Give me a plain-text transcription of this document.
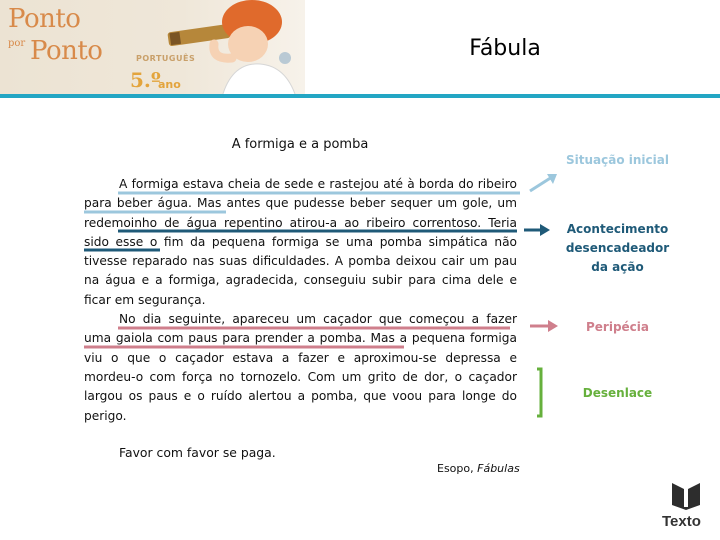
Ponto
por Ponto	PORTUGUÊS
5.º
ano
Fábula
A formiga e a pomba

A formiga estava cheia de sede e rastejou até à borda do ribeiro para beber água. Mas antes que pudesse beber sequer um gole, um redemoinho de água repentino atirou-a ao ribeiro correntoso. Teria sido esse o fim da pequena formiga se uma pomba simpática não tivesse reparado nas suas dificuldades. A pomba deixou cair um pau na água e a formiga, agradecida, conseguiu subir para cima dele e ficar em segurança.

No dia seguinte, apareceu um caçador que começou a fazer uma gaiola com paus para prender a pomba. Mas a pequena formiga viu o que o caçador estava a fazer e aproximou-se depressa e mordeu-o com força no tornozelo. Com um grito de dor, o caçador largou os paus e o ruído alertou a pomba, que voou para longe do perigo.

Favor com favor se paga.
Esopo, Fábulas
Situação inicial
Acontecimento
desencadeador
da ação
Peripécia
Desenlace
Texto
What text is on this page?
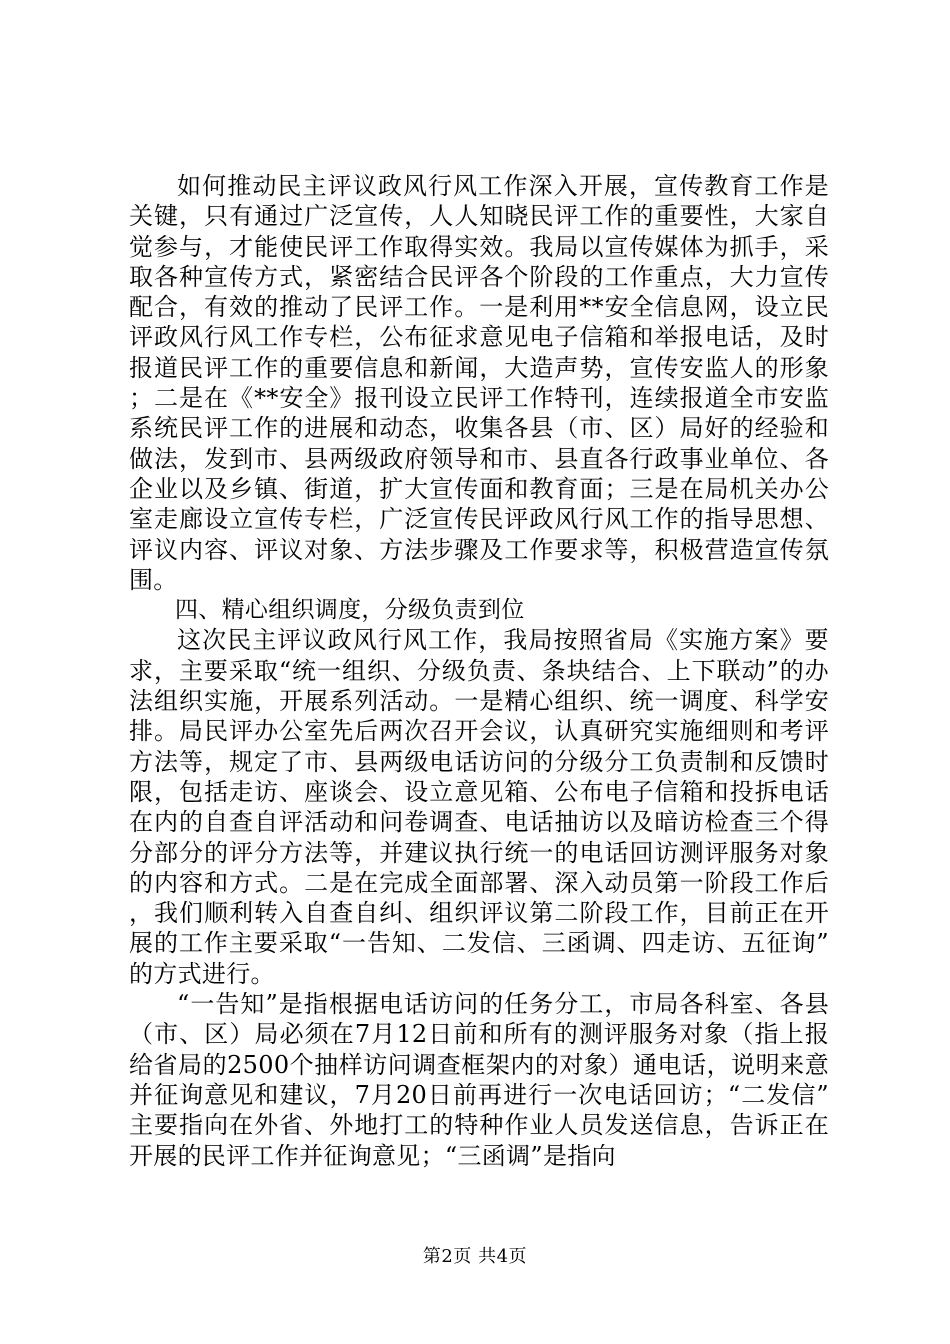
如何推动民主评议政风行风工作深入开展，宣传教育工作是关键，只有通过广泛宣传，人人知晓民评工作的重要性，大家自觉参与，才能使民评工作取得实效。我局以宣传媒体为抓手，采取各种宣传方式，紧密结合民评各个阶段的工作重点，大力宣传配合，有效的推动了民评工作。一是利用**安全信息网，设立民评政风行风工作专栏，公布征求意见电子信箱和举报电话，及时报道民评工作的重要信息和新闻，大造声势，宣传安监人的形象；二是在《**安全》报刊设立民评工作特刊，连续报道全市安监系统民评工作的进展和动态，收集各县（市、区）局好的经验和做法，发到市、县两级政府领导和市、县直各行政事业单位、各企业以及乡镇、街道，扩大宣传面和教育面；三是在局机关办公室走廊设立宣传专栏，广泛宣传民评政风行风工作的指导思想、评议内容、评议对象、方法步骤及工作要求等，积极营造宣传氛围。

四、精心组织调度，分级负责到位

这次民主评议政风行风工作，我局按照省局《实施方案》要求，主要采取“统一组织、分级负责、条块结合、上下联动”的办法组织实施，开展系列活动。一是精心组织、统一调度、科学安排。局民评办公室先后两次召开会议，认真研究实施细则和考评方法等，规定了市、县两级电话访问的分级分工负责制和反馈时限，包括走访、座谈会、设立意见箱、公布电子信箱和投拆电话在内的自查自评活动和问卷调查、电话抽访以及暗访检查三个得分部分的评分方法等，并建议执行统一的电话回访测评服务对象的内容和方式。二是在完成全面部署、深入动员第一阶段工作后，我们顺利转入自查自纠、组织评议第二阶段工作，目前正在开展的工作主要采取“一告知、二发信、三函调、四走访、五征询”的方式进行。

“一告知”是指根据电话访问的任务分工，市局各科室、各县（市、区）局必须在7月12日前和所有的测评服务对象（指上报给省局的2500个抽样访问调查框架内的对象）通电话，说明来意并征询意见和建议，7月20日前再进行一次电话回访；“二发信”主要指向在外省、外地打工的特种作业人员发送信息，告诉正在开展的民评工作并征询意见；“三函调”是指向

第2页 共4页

--

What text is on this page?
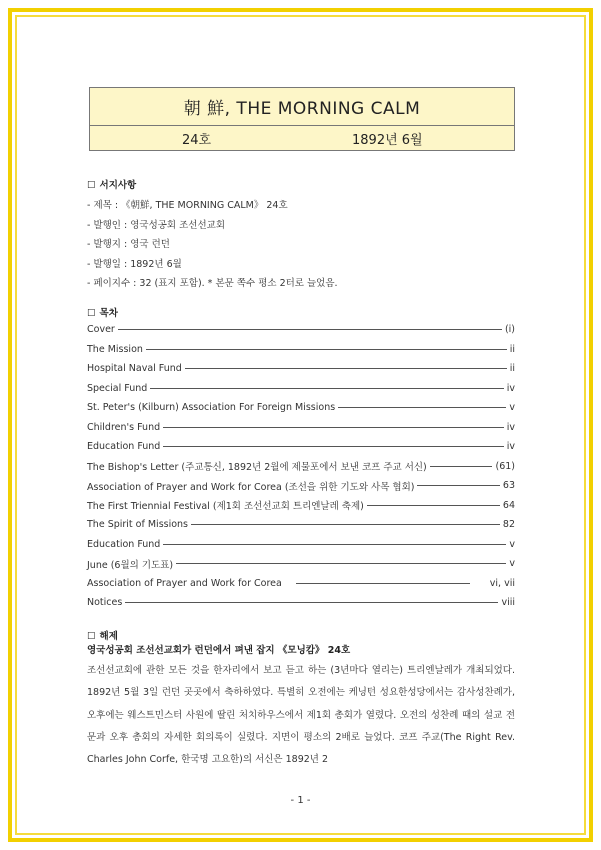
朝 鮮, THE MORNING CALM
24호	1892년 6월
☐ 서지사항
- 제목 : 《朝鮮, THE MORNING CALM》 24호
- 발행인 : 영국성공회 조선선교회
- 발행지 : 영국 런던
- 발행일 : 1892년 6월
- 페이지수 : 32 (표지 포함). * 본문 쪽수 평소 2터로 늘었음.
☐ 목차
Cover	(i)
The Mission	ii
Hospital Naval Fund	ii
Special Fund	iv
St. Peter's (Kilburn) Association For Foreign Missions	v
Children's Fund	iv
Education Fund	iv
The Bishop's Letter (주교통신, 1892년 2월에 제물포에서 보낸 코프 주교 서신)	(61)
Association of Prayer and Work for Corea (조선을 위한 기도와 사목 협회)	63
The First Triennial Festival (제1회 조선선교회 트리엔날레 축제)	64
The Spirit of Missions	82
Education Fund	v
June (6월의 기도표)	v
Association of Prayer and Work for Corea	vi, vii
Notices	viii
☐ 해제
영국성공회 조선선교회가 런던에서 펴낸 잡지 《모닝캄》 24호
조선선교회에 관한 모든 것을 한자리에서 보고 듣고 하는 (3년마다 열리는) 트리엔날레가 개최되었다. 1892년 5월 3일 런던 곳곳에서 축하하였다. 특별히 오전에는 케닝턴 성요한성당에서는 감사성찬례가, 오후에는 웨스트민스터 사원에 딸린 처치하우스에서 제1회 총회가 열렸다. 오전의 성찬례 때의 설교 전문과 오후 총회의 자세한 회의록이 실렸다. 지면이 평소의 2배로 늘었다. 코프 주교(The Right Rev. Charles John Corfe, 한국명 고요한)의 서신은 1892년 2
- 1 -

Given request: Tell how many lines of the material above hold "영국성공회", answering with a bare number.

Answer to this exercise: 2